#### [Task]
Scan the entries below and extract each line with the word "background" in it.

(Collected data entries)
-------------------------
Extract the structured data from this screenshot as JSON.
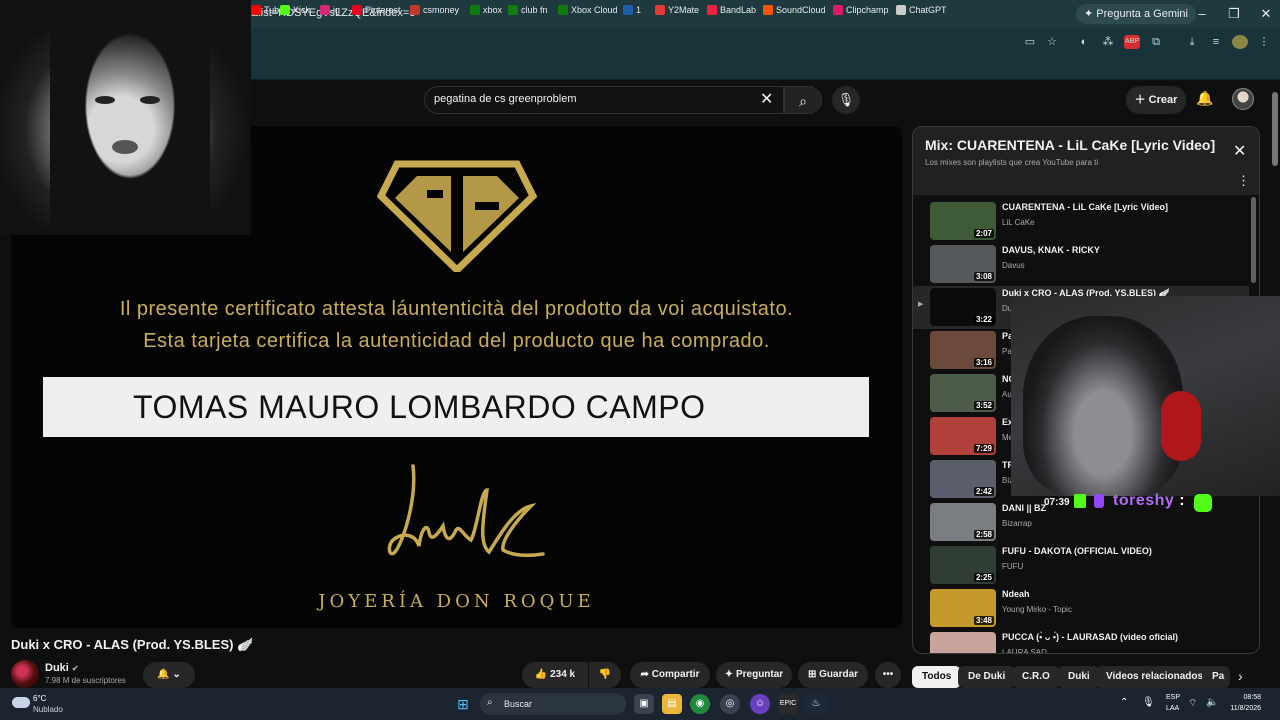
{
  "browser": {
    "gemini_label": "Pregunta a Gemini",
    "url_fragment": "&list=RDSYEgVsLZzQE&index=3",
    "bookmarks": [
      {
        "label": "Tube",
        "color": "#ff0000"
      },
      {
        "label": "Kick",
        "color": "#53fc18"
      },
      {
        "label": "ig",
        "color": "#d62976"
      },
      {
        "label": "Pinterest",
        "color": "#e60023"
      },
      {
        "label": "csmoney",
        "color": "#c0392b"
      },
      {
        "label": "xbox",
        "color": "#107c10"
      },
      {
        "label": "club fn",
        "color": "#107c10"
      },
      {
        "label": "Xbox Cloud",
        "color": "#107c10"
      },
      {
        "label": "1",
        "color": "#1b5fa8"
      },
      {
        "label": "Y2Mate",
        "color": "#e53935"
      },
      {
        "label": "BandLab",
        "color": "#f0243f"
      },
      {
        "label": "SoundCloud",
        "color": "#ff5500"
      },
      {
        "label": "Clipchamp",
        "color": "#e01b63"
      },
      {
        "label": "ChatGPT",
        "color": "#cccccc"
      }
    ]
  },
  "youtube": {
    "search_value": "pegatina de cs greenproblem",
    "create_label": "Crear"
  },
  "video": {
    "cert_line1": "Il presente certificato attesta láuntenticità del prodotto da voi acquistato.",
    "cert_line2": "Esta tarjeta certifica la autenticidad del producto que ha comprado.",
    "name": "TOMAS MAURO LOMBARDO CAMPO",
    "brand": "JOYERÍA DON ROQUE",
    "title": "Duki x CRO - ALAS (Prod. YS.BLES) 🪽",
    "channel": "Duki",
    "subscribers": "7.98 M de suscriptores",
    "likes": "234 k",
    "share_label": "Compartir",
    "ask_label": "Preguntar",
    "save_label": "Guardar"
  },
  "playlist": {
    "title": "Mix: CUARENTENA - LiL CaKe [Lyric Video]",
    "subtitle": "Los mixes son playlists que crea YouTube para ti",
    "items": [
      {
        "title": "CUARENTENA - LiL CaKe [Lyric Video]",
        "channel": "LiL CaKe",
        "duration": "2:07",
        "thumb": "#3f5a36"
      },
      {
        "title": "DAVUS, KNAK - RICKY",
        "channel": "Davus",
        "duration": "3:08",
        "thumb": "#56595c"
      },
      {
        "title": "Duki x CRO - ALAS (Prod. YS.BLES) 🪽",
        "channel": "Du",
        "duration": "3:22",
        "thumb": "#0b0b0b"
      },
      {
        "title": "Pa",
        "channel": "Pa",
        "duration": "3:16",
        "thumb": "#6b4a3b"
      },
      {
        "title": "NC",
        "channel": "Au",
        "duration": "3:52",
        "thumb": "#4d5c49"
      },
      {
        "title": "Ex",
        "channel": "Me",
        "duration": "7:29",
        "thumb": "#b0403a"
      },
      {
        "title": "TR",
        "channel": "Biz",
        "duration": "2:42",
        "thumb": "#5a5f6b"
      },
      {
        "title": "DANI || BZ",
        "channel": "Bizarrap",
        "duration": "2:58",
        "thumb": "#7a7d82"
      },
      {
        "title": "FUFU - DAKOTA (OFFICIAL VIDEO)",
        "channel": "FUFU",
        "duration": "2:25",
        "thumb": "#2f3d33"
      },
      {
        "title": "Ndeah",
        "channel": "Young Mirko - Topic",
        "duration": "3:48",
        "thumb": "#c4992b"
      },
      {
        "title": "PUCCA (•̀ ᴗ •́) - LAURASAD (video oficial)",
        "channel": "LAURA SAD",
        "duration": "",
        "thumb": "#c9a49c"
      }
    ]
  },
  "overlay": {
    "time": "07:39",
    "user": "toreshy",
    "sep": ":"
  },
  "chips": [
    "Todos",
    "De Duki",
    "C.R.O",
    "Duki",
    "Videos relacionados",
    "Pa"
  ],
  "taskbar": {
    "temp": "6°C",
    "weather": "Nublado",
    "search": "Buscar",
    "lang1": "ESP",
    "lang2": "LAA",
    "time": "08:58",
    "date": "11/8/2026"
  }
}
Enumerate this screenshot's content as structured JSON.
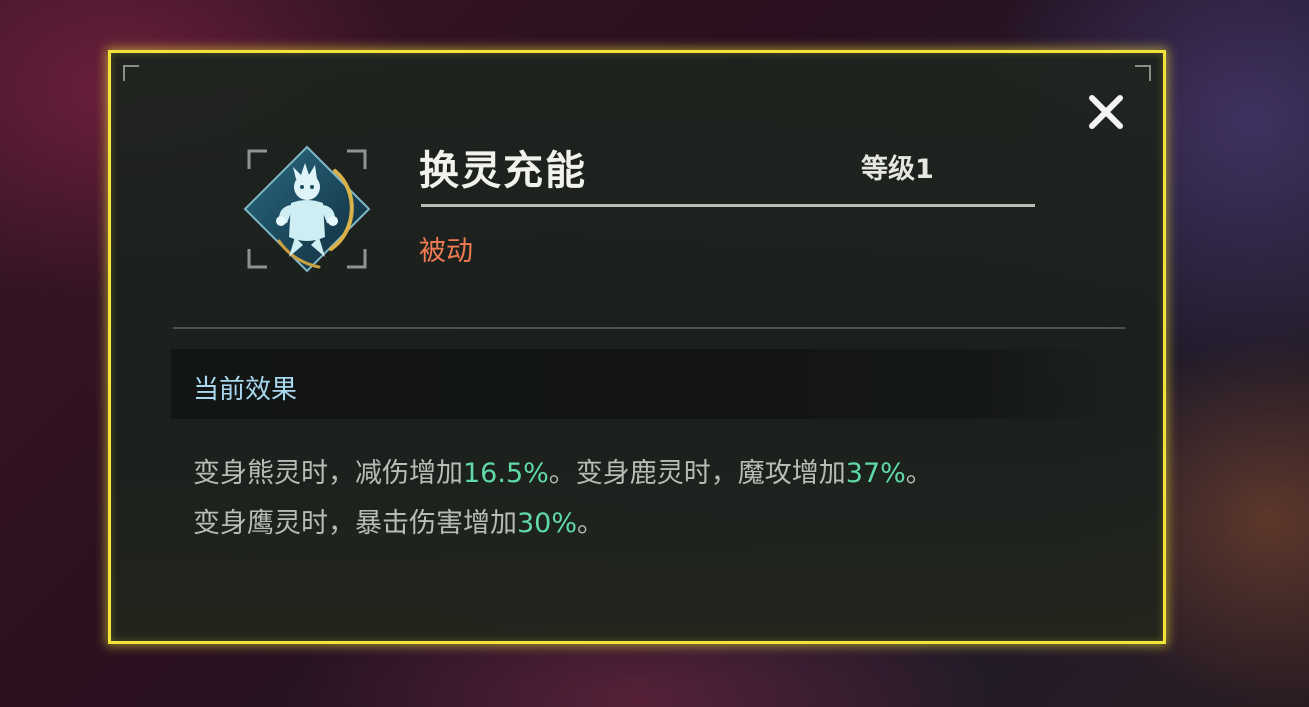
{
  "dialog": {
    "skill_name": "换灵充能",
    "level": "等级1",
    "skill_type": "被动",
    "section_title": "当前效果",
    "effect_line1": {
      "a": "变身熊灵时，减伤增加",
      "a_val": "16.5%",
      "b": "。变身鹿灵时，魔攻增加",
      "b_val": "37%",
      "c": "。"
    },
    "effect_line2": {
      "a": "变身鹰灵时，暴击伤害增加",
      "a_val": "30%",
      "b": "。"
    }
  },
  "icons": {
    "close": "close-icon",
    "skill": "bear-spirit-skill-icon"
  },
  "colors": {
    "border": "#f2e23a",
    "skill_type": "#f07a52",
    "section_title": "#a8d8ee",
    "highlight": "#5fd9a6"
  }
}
-------------------------
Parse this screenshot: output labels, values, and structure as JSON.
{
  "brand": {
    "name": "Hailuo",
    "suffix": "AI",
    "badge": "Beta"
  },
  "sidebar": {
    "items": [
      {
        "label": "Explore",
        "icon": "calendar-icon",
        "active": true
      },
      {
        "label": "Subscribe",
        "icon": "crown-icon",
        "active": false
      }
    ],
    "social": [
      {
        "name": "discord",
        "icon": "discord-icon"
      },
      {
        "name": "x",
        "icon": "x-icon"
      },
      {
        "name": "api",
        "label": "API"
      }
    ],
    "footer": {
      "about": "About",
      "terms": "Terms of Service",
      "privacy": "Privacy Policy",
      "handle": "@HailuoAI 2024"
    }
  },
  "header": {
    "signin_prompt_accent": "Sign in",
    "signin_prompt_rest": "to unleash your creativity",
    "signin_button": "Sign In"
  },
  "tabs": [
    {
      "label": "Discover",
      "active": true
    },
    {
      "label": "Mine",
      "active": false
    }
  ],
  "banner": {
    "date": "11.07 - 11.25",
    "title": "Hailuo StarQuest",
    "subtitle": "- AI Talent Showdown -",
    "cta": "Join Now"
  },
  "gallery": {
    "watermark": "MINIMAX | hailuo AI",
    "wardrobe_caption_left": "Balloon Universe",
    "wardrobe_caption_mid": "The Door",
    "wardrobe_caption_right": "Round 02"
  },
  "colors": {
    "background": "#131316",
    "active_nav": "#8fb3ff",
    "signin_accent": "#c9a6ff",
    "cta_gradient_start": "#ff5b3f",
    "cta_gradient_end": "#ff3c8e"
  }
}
-------------------------
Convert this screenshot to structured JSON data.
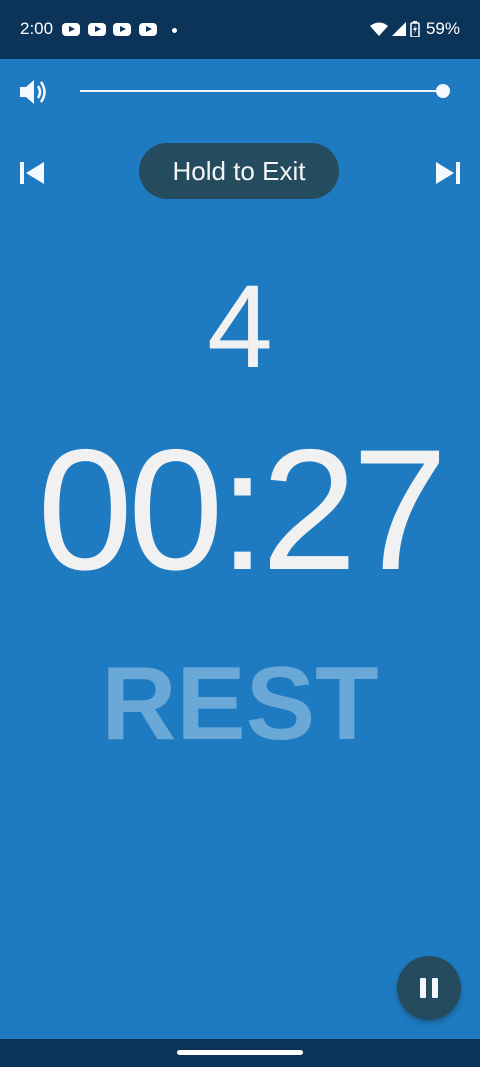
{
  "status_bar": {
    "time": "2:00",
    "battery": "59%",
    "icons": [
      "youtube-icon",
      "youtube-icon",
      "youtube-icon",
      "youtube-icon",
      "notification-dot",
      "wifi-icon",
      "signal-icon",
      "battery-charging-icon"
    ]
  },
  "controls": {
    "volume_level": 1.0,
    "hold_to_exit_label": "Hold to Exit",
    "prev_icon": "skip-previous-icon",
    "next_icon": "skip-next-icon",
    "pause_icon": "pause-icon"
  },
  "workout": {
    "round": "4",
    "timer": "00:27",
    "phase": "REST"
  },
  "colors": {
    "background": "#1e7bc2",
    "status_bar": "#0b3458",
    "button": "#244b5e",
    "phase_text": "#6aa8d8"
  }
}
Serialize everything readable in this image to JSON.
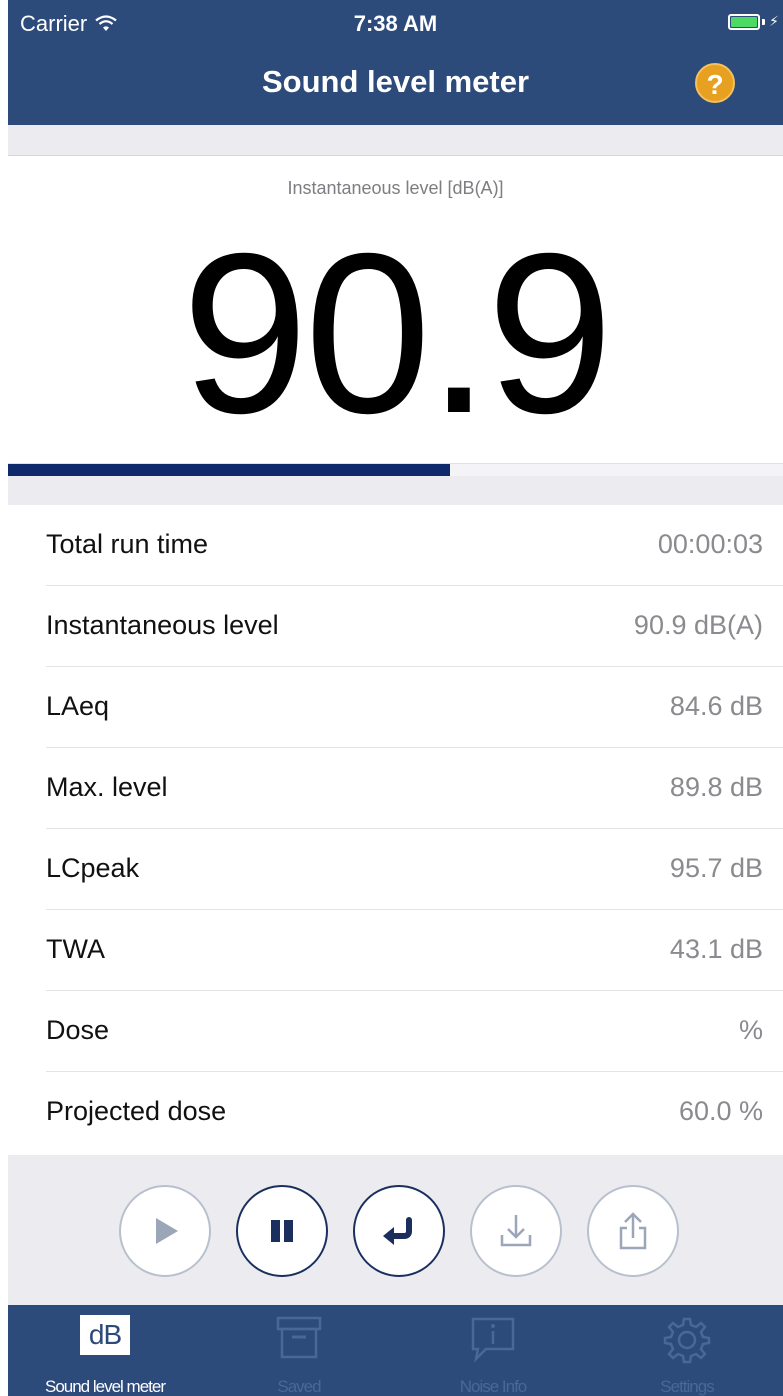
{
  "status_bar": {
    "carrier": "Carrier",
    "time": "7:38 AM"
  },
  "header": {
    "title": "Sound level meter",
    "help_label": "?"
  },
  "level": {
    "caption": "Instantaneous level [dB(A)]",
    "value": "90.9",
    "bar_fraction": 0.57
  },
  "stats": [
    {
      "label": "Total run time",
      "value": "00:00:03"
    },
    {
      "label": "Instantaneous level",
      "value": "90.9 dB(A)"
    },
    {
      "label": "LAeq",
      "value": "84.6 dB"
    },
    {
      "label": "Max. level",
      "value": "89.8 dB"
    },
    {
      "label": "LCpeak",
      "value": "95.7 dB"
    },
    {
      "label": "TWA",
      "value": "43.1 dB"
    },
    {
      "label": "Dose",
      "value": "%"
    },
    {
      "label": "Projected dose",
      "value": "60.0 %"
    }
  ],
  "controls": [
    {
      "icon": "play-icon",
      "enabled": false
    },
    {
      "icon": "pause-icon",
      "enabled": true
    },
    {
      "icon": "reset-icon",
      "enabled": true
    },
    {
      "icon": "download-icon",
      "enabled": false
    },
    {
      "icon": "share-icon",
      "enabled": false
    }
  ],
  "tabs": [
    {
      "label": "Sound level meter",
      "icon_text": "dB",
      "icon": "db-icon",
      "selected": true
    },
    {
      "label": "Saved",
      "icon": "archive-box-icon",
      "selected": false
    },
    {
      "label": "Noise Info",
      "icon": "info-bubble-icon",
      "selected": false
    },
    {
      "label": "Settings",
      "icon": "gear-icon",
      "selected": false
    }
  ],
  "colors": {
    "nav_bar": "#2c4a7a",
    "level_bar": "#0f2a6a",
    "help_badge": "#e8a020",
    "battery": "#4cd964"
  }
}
-------------------------
#### [Output of the task]
    "background": "#131316",
    "background": "#1e7bc2",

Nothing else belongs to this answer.